Can you rename "x-tick-label" to "horizontal-tick-label" in the items between the lines holding "477, 615, 499]" and "477, 755, 499]", inclusive, leave everything else unchanged, and return only those lines?

──────── Exercise data

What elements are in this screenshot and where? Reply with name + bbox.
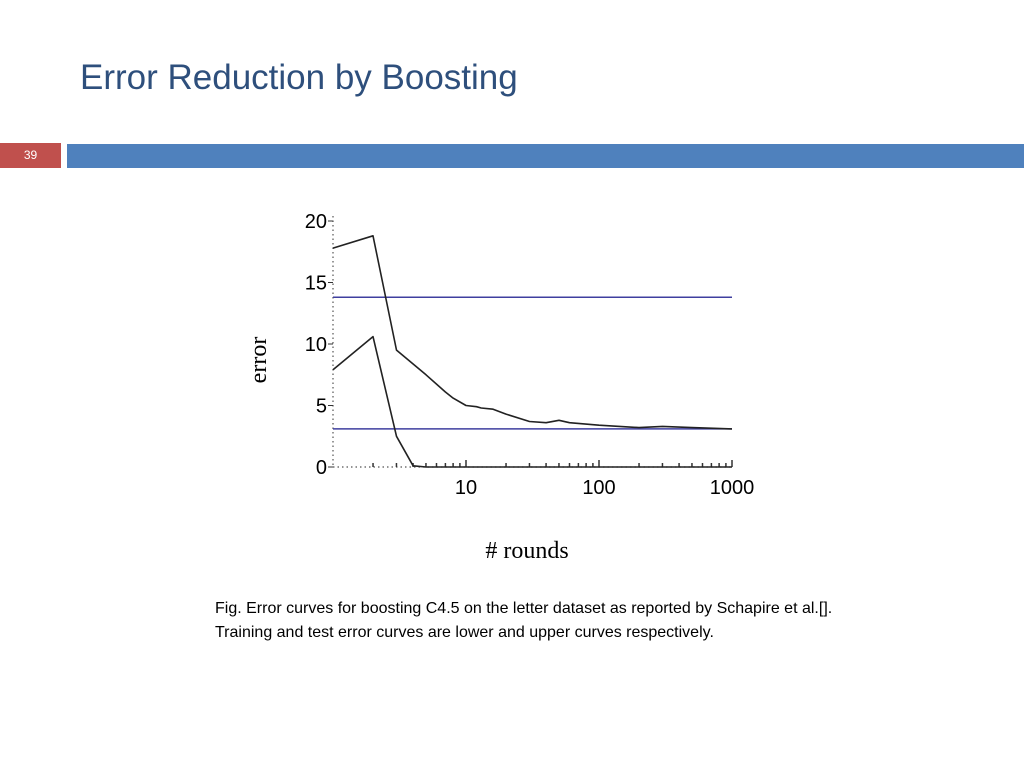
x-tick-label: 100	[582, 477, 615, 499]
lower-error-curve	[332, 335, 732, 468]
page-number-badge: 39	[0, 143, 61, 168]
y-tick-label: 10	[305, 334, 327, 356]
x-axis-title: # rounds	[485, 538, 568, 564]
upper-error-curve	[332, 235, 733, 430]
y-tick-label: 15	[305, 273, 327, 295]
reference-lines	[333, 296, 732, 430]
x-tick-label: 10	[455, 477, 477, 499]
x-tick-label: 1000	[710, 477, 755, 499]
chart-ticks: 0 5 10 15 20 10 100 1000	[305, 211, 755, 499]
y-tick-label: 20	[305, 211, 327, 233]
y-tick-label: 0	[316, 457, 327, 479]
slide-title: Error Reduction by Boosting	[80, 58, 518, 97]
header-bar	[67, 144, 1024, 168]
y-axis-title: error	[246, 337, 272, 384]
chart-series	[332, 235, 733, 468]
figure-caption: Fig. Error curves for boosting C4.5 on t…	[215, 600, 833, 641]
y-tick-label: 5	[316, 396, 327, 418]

────────────────

Correct answer:
horizontal-tick-label: 100	[582, 477, 615, 499]
lower-error-curve	[332, 335, 732, 468]
page-number-badge: 39	[0, 143, 61, 168]
y-tick-label: 10	[305, 334, 327, 356]
x-axis-title: # rounds	[485, 538, 568, 564]
upper-error-curve	[332, 235, 733, 430]
y-tick-label: 15	[305, 273, 327, 295]
reference-lines	[333, 296, 732, 430]
horizontal-tick-label: 10	[455, 477, 477, 499]
horizontal-tick-label: 1000	[710, 477, 755, 499]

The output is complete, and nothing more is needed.